> _Stated task_:
Restate the records in their entirety, word for word.

## Begin

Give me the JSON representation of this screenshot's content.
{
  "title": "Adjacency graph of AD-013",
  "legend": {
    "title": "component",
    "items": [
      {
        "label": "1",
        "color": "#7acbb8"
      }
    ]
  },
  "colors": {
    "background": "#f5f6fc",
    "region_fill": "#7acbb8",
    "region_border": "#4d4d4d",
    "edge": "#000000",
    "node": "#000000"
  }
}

## End

> _Complete response_:
Give me the JSON representation of this screenshot's content.
{
  "title": "Adjacency graph of AD-013",
  "legend": {
    "title": "component",
    "items": [
      {
        "label": "1",
        "color": "#7acbb8"
      }
    ]
  },
  "colors": {
    "background": "#f5f6fc",
    "region_fill": "#7acbb8",
    "region_border": "#4d4d4d",
    "edge": "#000000",
    "node": "#000000"
  }
}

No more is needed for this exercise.